• MATERIAL TO PROCESS
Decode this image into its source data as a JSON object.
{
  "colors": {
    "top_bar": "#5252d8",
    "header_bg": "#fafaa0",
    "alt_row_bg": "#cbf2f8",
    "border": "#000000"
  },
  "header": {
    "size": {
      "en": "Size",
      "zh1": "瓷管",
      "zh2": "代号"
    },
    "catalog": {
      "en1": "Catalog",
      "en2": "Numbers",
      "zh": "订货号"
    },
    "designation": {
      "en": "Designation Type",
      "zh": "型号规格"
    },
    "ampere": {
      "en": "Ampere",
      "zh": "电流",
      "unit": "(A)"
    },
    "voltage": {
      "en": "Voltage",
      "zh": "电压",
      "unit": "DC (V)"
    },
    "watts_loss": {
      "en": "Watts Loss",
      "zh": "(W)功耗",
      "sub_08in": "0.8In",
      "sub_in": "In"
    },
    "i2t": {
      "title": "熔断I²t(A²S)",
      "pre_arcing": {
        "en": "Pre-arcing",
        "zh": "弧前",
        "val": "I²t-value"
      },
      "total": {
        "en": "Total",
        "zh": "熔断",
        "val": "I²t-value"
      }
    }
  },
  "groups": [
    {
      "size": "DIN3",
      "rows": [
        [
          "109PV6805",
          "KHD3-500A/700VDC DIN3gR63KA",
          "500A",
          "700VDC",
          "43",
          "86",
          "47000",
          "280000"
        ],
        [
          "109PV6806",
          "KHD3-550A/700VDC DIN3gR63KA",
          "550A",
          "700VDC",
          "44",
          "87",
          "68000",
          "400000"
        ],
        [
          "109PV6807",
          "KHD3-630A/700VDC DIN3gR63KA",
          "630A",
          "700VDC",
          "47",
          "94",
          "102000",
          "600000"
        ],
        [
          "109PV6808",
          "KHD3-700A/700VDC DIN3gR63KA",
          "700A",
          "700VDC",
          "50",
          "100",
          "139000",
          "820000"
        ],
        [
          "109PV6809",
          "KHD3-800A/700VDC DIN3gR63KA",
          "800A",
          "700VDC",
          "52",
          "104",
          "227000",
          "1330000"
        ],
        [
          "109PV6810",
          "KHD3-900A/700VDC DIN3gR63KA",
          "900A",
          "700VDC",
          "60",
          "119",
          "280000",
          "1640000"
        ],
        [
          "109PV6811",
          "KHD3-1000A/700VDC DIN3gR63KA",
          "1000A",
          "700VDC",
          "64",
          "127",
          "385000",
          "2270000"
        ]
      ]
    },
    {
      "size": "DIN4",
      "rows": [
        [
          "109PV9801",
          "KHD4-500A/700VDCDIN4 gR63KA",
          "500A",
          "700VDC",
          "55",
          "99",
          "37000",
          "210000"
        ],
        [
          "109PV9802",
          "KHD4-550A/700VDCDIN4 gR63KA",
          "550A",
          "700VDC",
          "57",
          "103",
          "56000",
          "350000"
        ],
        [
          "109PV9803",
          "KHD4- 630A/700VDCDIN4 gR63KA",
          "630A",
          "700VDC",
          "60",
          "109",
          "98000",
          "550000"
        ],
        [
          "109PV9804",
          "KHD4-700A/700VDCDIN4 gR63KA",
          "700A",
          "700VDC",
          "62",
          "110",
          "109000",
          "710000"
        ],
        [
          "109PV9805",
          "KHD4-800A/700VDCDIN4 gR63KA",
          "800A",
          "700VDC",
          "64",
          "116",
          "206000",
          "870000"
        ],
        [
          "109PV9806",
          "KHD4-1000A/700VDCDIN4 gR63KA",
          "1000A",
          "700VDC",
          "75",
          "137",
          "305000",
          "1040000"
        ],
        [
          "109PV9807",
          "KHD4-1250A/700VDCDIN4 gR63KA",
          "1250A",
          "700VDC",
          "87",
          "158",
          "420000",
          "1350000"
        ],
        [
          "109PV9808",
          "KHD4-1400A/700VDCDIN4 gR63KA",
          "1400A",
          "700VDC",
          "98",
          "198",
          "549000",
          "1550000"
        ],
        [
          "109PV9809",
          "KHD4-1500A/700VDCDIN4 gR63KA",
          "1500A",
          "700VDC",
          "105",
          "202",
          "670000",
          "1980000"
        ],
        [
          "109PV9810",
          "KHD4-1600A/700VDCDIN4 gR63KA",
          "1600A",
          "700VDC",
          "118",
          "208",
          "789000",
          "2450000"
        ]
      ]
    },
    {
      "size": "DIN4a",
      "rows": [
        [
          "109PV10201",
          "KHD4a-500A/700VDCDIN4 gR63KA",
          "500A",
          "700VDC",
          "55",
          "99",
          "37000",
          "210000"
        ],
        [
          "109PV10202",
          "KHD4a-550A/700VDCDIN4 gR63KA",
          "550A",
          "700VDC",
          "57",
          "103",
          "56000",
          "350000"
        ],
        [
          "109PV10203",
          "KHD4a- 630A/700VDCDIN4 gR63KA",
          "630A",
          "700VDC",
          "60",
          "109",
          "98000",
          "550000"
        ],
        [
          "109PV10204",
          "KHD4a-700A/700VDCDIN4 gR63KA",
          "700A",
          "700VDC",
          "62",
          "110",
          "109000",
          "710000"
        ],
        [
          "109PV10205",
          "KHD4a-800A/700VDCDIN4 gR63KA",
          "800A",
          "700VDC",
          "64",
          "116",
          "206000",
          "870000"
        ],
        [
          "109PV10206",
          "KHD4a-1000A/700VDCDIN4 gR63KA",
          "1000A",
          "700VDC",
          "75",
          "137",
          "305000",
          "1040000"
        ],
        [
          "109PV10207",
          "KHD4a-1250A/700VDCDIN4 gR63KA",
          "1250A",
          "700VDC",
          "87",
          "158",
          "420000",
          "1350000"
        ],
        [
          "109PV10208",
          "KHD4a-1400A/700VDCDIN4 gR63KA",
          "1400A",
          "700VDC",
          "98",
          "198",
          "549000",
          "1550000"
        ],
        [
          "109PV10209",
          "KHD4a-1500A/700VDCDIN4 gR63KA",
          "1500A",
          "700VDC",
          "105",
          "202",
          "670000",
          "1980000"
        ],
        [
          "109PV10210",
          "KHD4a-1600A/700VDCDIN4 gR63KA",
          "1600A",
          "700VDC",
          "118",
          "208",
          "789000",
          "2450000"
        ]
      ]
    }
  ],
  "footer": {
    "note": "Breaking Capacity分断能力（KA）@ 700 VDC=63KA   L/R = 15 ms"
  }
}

• EXERCISE GOAL
Exactly as shown above, return every record.

• RESULT FOR THIS TASK
Decode this image into its source data as a JSON object.
{
  "colors": {
    "top_bar": "#5252d8",
    "header_bg": "#fafaa0",
    "alt_row_bg": "#cbf2f8",
    "border": "#000000"
  },
  "header": {
    "size": {
      "en": "Size",
      "zh1": "瓷管",
      "zh2": "代号"
    },
    "catalog": {
      "en1": "Catalog",
      "en2": "Numbers",
      "zh": "订货号"
    },
    "designation": {
      "en": "Designation Type",
      "zh": "型号规格"
    },
    "ampere": {
      "en": "Ampere",
      "zh": "电流",
      "unit": "(A)"
    },
    "voltage": {
      "en": "Voltage",
      "zh": "电压",
      "unit": "DC (V)"
    },
    "watts_loss": {
      "en": "Watts Loss",
      "zh": "(W)功耗",
      "sub_08in": "0.8In",
      "sub_in": "In"
    },
    "i2t": {
      "title": "熔断I²t(A²S)",
      "pre_arcing": {
        "en": "Pre-arcing",
        "zh": "弧前",
        "val": "I²t-value"
      },
      "total": {
        "en": "Total",
        "zh": "熔断",
        "val": "I²t-value"
      }
    }
  },
  "groups": [
    {
      "size": "DIN3",
      "rows": [
        [
          "109PV6805",
          "KHD3-500A/700VDC DIN3gR63KA",
          "500A",
          "700VDC",
          "43",
          "86",
          "47000",
          "280000"
        ],
        [
          "109PV6806",
          "KHD3-550A/700VDC DIN3gR63KA",
          "550A",
          "700VDC",
          "44",
          "87",
          "68000",
          "400000"
        ],
        [
          "109PV6807",
          "KHD3-630A/700VDC DIN3gR63KA",
          "630A",
          "700VDC",
          "47",
          "94",
          "102000",
          "600000"
        ],
        [
          "109PV6808",
          "KHD3-700A/700VDC DIN3gR63KA",
          "700A",
          "700VDC",
          "50",
          "100",
          "139000",
          "820000"
        ],
        [
          "109PV6809",
          "KHD3-800A/700VDC DIN3gR63KA",
          "800A",
          "700VDC",
          "52",
          "104",
          "227000",
          "1330000"
        ],
        [
          "109PV6810",
          "KHD3-900A/700VDC DIN3gR63KA",
          "900A",
          "700VDC",
          "60",
          "119",
          "280000",
          "1640000"
        ],
        [
          "109PV6811",
          "KHD3-1000A/700VDC DIN3gR63KA",
          "1000A",
          "700VDC",
          "64",
          "127",
          "385000",
          "2270000"
        ]
      ]
    },
    {
      "size": "DIN4",
      "rows": [
        [
          "109PV9801",
          "KHD4-500A/700VDCDIN4 gR63KA",
          "500A",
          "700VDC",
          "55",
          "99",
          "37000",
          "210000"
        ],
        [
          "109PV9802",
          "KHD4-550A/700VDCDIN4 gR63KA",
          "550A",
          "700VDC",
          "57",
          "103",
          "56000",
          "350000"
        ],
        [
          "109PV9803",
          "KHD4- 630A/700VDCDIN4 gR63KA",
          "630A",
          "700VDC",
          "60",
          "109",
          "98000",
          "550000"
        ],
        [
          "109PV9804",
          "KHD4-700A/700VDCDIN4 gR63KA",
          "700A",
          "700VDC",
          "62",
          "110",
          "109000",
          "710000"
        ],
        [
          "109PV9805",
          "KHD4-800A/700VDCDIN4 gR63KA",
          "800A",
          "700VDC",
          "64",
          "116",
          "206000",
          "870000"
        ],
        [
          "109PV9806",
          "KHD4-1000A/700VDCDIN4 gR63KA",
          "1000A",
          "700VDC",
          "75",
          "137",
          "305000",
          "1040000"
        ],
        [
          "109PV9807",
          "KHD4-1250A/700VDCDIN4 gR63KA",
          "1250A",
          "700VDC",
          "87",
          "158",
          "420000",
          "1350000"
        ],
        [
          "109PV9808",
          "KHD4-1400A/700VDCDIN4 gR63KA",
          "1400A",
          "700VDC",
          "98",
          "198",
          "549000",
          "1550000"
        ],
        [
          "109PV9809",
          "KHD4-1500A/700VDCDIN4 gR63KA",
          "1500A",
          "700VDC",
          "105",
          "202",
          "670000",
          "1980000"
        ],
        [
          "109PV9810",
          "KHD4-1600A/700VDCDIN4 gR63KA",
          "1600A",
          "700VDC",
          "118",
          "208",
          "789000",
          "2450000"
        ]
      ]
    },
    {
      "size": "DIN4a",
      "rows": [
        [
          "109PV10201",
          "KHD4a-500A/700VDCDIN4 gR63KA",
          "500A",
          "700VDC",
          "55",
          "99",
          "37000",
          "210000"
        ],
        [
          "109PV10202",
          "KHD4a-550A/700VDCDIN4 gR63KA",
          "550A",
          "700VDC",
          "57",
          "103",
          "56000",
          "350000"
        ],
        [
          "109PV10203",
          "KHD4a- 630A/700VDCDIN4 gR63KA",
          "630A",
          "700VDC",
          "60",
          "109",
          "98000",
          "550000"
        ],
        [
          "109PV10204",
          "KHD4a-700A/700VDCDIN4 gR63KA",
          "700A",
          "700VDC",
          "62",
          "110",
          "109000",
          "710000"
        ],
        [
          "109PV10205",
          "KHD4a-800A/700VDCDIN4 gR63KA",
          "800A",
          "700VDC",
          "64",
          "116",
          "206000",
          "870000"
        ],
        [
          "109PV10206",
          "KHD4a-1000A/700VDCDIN4 gR63KA",
          "1000A",
          "700VDC",
          "75",
          "137",
          "305000",
          "1040000"
        ],
        [
          "109PV10207",
          "KHD4a-1250A/700VDCDIN4 gR63KA",
          "1250A",
          "700VDC",
          "87",
          "158",
          "420000",
          "1350000"
        ],
        [
          "109PV10208",
          "KHD4a-1400A/700VDCDIN4 gR63KA",
          "1400A",
          "700VDC",
          "98",
          "198",
          "549000",
          "1550000"
        ],
        [
          "109PV10209",
          "KHD4a-1500A/700VDCDIN4 gR63KA",
          "1500A",
          "700VDC",
          "105",
          "202",
          "670000",
          "1980000"
        ],
        [
          "109PV10210",
          "KHD4a-1600A/700VDCDIN4 gR63KA",
          "1600A",
          "700VDC",
          "118",
          "208",
          "789000",
          "2450000"
        ]
      ]
    }
  ],
  "footer": {
    "note": "Breaking Capacity分断能力（KA）@ 700 VDC=63KA   L/R = 15 ms"
  }
}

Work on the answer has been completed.